## start Records

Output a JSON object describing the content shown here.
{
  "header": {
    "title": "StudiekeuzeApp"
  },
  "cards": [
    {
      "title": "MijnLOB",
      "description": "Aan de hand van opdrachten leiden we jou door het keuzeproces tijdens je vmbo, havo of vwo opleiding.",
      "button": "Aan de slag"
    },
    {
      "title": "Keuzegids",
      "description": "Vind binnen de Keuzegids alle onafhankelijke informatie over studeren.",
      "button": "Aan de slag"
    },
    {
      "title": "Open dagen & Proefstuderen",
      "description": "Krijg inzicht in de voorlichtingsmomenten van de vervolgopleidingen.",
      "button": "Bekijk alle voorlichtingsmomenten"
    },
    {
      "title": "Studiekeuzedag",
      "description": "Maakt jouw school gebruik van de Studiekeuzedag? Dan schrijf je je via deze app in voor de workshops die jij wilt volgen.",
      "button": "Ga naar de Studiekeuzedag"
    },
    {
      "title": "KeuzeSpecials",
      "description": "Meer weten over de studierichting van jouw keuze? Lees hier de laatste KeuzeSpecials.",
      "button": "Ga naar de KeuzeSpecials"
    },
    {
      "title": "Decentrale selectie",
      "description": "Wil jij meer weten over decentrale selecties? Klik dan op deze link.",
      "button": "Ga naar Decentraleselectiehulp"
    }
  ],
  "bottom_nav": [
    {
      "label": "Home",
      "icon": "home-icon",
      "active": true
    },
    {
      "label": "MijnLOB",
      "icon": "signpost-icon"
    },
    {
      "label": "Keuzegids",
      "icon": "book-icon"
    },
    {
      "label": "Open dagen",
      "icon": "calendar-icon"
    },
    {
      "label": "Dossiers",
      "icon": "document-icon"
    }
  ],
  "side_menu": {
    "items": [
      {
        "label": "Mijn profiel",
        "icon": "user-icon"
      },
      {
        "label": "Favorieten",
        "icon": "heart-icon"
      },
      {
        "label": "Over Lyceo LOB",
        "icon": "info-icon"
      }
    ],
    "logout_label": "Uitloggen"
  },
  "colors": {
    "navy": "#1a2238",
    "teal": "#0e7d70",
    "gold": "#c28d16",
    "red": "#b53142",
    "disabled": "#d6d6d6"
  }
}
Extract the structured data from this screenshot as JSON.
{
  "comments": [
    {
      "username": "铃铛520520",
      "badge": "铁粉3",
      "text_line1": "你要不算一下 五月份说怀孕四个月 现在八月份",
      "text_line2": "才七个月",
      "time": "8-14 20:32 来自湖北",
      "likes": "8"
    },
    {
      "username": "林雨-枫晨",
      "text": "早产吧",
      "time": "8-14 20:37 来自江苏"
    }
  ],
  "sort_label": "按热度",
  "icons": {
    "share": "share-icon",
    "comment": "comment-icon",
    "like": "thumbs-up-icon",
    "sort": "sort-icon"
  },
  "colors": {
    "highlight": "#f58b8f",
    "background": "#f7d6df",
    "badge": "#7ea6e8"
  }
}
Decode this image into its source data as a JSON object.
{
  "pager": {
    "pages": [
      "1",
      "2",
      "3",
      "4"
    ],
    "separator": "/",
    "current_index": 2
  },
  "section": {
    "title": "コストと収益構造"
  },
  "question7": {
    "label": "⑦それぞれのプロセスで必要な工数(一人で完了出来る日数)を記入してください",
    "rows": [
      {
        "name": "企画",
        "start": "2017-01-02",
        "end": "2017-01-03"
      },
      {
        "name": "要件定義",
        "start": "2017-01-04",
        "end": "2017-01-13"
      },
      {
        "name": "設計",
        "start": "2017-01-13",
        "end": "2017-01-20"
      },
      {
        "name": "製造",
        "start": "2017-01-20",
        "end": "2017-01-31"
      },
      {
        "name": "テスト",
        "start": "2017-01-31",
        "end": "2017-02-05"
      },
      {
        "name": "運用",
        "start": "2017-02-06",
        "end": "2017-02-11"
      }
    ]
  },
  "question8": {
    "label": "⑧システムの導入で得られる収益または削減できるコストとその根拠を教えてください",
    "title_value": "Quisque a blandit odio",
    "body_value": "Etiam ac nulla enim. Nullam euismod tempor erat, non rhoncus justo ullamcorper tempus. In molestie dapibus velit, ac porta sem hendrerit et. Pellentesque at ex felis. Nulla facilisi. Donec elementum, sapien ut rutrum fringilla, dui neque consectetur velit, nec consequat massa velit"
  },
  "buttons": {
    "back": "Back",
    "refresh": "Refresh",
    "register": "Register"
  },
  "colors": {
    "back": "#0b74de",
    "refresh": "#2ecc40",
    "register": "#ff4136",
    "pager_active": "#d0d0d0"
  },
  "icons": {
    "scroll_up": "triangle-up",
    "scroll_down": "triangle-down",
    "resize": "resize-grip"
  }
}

## end Records

■ **Stated task**:
Type out all of the material again, word for word.

■ **Result of the exercise**:
Output a JSON object describing the content shown here.
{
  "header": {
    "title": "StudiekeuzeApp"
  },
  "cards": [
    {
      "title": "MijnLOB",
      "description": "Aan de hand van opdrachten leiden we jou door het keuzeproces tijdens je vmbo, havo of vwo opleiding.",
      "button": "Aan de slag"
    },
    {
      "title": "Keuzegids",
      "description": "Vind binnen de Keuzegids alle onafhankelijke informatie over studeren.",
      "button": "Aan de slag"
    },
    {
      "title": "Open dagen & Proefstuderen",
      "description": "Krijg inzicht in de voorlichtingsmomenten van de vervolgopleidingen.",
      "button": "Bekijk alle voorlichtingsmomenten"
    },
    {
      "title": "Studiekeuzedag",
      "description": "Maakt jouw school gebruik van de Studiekeuzedag? Dan schrijf je je via deze app in voor de workshops die jij wilt volgen.",
      "button": "Ga naar de Studiekeuzedag"
    },
    {
      "title": "KeuzeSpecials",
      "description": "Meer weten over de studierichting van jouw keuze? Lees hier de laatste KeuzeSpecials.",
      "button": "Ga naar de KeuzeSpecials"
    },
    {
      "title": "Decentrale selectie",
      "description": "Wil jij meer weten over decentrale selecties? Klik dan op deze link.",
      "button": "Ga naar Decentraleselectiehulp"
    }
  ],
  "bottom_nav": [
    {
      "label": "Home",
      "icon": "home-icon",
      "active": true
    },
    {
      "label": "MijnLOB",
      "icon": "signpost-icon"
    },
    {
      "label": "Keuzegids",
      "icon": "book-icon"
    },
    {
      "label": "Open dagen",
      "icon": "calendar-icon"
    },
    {
      "label": "Dossiers",
      "icon": "document-icon"
    }
  ],
  "side_menu": {
    "items": [
      {
        "label": "Mijn profiel",
        "icon": "user-icon"
      },
      {
        "label": "Favorieten",
        "icon": "heart-icon"
      },
      {
        "label": "Over Lyceo LOB",
        "icon": "info-icon"
      }
    ],
    "logout_label": "Uitloggen"
  },
  "colors": {
    "navy": "#1a2238",
    "teal": "#0e7d70",
    "gold": "#c28d16",
    "red": "#b53142",
    "disabled": "#d6d6d6"
  }
}
Extract the structured data from this screenshot as JSON.
{
  "comments": [
    {
      "username": "铃铛520520",
      "badge": "铁粉3",
      "text_line1": "你要不算一下 五月份说怀孕四个月 现在八月份",
      "text_line2": "才七个月",
      "time": "8-14 20:32 来自湖北",
      "likes": "8"
    },
    {
      "username": "林雨-枫晨",
      "text": "早产吧",
      "time": "8-14 20:37 来自江苏"
    }
  ],
  "sort_label": "按热度",
  "icons": {
    "share": "share-icon",
    "comment": "comment-icon",
    "like": "thumbs-up-icon",
    "sort": "sort-icon"
  },
  "colors": {
    "highlight": "#f58b8f",
    "background": "#f7d6df",
    "badge": "#7ea6e8"
  }
}
Decode this image into its source data as a JSON object.
{
  "pager": {
    "pages": [
      "1",
      "2",
      "3",
      "4"
    ],
    "separator": "/",
    "current_index": 2
  },
  "section": {
    "title": "コストと収益構造"
  },
  "question7": {
    "label": "⑦それぞれのプロセスで必要な工数(一人で完了出来る日数)を記入してください",
    "rows": [
      {
        "name": "企画",
        "start": "2017-01-02",
        "end": "2017-01-03"
      },
      {
        "name": "要件定義",
        "start": "2017-01-04",
        "end": "2017-01-13"
      },
      {
        "name": "設計",
        "start": "2017-01-13",
        "end": "2017-01-20"
      },
      {
        "name": "製造",
        "start": "2017-01-20",
        "end": "2017-01-31"
      },
      {
        "name": "テスト",
        "start": "2017-01-31",
        "end": "2017-02-05"
      },
      {
        "name": "運用",
        "start": "2017-02-06",
        "end": "2017-02-11"
      }
    ]
  },
  "question8": {
    "label": "⑧システムの導入で得られる収益または削減できるコストとその根拠を教えてください",
    "title_value": "Quisque a blandit odio",
    "body_value": "Etiam ac nulla enim. Nullam euismod tempor erat, non rhoncus justo ullamcorper tempus. In molestie dapibus velit, ac porta sem hendrerit et. Pellentesque at ex felis. Nulla facilisi. Donec elementum, sapien ut rutrum fringilla, dui neque consectetur velit, nec consequat massa velit"
  },
  "buttons": {
    "back": "Back",
    "refresh": "Refresh",
    "register": "Register"
  },
  "colors": {
    "back": "#0b74de",
    "refresh": "#2ecc40",
    "register": "#ff4136",
    "pager_active": "#d0d0d0"
  },
  "icons": {
    "scroll_up": "triangle-up",
    "scroll_down": "triangle-down",
    "resize": "resize-grip"
  }
}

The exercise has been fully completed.